[begin RECORDS PROVIDED]

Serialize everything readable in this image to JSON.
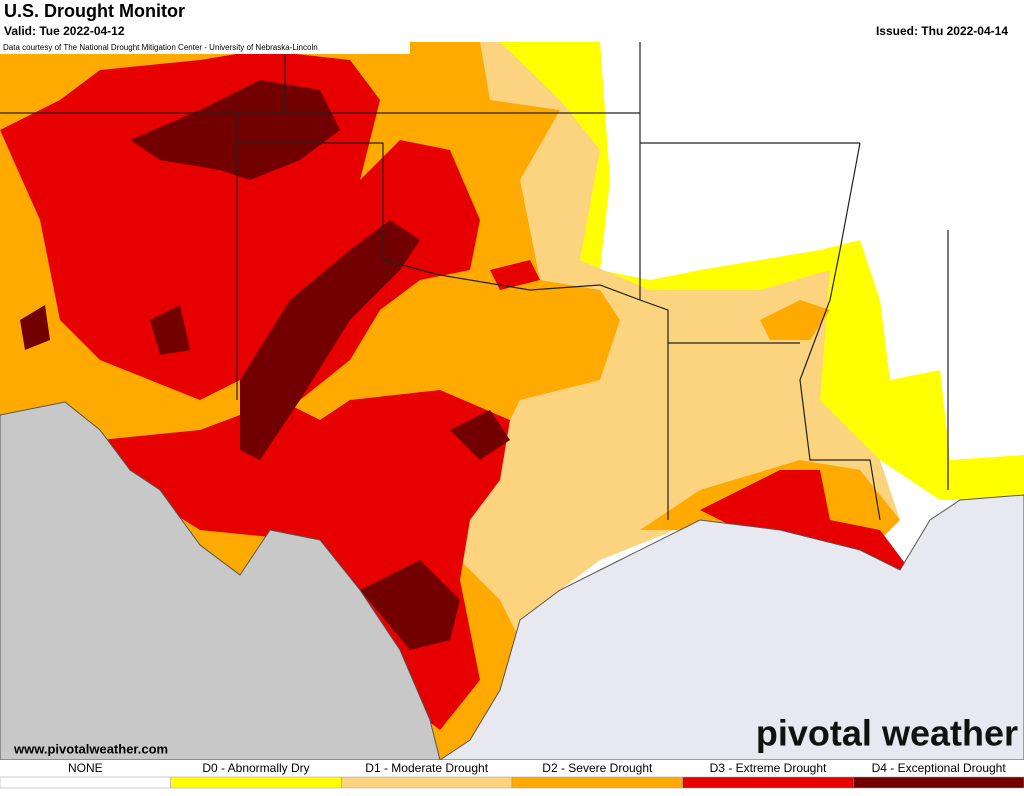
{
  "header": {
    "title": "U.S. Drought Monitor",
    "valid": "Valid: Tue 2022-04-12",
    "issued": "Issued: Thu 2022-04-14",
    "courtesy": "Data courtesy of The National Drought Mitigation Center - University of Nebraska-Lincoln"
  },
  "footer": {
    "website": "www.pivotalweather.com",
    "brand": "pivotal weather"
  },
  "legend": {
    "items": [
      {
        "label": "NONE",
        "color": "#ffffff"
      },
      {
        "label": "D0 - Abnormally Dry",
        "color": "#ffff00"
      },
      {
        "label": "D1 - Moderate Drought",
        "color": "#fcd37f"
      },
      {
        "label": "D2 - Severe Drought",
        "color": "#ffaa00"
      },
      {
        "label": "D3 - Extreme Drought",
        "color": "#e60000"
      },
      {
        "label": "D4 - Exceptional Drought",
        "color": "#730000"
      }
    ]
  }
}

[end RECORDS PROVIDED]
[begin RECORDS PROVIDED]

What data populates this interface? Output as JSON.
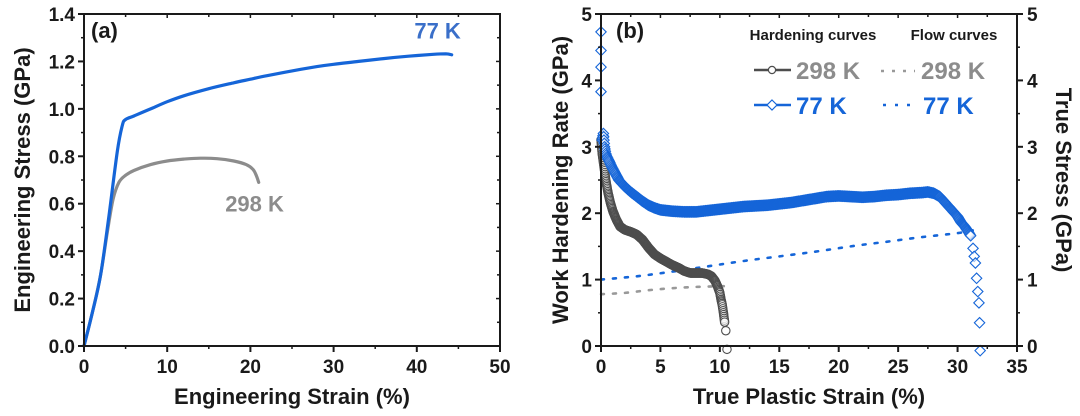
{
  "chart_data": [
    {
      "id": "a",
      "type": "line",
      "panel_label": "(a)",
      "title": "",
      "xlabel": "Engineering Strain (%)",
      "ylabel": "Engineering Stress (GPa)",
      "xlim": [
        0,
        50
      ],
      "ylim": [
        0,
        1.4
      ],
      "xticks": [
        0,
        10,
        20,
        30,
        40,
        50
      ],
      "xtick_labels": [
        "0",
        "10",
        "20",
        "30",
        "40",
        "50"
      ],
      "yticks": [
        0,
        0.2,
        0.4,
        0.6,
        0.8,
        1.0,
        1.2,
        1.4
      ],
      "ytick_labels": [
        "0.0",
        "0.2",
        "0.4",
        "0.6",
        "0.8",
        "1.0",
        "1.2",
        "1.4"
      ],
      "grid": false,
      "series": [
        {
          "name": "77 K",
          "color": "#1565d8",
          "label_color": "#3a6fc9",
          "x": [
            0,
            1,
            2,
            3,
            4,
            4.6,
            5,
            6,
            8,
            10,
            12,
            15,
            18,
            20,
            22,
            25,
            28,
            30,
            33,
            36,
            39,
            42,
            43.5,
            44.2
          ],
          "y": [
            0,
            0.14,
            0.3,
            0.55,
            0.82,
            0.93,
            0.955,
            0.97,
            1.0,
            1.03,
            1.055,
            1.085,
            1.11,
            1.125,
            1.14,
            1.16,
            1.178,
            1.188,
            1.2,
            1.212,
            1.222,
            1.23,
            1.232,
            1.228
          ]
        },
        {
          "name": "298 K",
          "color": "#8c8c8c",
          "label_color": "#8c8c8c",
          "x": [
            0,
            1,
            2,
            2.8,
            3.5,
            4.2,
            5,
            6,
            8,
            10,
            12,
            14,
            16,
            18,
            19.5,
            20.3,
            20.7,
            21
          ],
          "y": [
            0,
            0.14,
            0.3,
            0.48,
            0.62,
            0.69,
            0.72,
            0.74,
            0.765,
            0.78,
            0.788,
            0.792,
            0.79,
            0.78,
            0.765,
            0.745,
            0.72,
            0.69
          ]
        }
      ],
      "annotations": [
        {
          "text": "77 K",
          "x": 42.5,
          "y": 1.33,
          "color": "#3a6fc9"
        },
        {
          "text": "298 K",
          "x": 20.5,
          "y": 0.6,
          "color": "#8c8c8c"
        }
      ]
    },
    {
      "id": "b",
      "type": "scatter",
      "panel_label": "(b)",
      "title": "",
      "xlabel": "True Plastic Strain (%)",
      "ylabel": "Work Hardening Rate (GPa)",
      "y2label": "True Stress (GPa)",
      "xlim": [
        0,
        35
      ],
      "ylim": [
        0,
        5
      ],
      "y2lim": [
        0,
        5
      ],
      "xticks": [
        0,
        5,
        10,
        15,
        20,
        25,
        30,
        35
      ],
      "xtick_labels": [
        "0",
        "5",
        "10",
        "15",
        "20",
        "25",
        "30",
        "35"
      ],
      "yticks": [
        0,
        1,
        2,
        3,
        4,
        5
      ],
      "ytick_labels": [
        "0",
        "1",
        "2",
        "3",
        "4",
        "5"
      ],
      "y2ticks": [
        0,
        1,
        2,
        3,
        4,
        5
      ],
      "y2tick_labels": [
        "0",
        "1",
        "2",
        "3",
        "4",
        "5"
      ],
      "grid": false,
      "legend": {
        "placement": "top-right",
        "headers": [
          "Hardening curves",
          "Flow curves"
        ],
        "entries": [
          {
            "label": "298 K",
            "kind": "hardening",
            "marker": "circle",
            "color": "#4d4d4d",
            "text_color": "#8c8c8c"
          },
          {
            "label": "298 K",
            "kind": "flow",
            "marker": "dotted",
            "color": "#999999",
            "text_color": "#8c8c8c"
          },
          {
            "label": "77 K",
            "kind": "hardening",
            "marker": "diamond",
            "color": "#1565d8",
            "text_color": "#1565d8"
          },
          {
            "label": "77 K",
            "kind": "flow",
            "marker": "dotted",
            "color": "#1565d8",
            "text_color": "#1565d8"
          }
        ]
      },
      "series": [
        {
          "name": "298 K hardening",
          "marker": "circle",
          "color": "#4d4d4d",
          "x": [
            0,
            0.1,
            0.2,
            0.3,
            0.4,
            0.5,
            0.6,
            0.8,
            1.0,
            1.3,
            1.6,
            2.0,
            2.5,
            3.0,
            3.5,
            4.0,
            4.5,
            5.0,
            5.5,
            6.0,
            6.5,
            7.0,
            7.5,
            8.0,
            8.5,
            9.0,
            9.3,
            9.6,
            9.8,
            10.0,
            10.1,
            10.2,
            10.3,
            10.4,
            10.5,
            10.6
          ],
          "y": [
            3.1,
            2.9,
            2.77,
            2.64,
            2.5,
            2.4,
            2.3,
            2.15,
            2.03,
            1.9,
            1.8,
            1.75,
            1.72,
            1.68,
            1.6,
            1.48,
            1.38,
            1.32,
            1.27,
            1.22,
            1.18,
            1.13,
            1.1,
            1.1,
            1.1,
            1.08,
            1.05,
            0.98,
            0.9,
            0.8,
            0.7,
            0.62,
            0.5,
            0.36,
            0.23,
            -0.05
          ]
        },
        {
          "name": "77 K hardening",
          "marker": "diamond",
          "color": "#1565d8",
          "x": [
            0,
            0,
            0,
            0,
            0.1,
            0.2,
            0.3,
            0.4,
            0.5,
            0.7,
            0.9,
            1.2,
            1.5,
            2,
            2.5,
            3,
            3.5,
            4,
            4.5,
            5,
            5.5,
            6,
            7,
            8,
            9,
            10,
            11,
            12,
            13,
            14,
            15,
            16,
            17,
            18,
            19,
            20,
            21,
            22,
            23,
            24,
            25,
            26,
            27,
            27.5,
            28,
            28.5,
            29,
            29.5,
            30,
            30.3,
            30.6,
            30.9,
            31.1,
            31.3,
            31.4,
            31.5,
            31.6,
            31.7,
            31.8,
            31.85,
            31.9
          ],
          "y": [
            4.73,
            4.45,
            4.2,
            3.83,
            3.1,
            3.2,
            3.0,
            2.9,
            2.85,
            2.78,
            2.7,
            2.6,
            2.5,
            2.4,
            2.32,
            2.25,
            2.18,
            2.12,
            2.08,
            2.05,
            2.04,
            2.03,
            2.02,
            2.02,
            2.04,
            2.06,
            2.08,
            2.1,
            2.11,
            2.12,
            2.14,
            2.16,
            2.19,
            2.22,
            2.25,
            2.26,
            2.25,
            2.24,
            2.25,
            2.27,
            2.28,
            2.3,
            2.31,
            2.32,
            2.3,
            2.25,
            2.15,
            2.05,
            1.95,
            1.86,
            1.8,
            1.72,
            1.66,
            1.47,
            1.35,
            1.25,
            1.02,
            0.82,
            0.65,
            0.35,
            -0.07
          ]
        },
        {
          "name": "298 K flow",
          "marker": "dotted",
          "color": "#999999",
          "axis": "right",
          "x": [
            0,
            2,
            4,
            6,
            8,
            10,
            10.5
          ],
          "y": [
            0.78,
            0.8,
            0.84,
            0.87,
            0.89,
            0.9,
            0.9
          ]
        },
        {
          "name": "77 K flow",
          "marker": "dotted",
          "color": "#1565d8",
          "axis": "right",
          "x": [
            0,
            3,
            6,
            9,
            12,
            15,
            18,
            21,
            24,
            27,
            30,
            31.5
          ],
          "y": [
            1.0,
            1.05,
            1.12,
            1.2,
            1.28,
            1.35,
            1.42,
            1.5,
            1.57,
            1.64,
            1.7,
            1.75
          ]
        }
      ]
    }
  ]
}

[end RECORDS PROVIDED]

PROBLEM DETAILS
Take each line of the material that contains the word "ylabel" and list it.

FINAL ANSWER
      "ylabel": "Engineering Stress (GPa)",
      "ylabel": "Work Hardening Rate (GPa)",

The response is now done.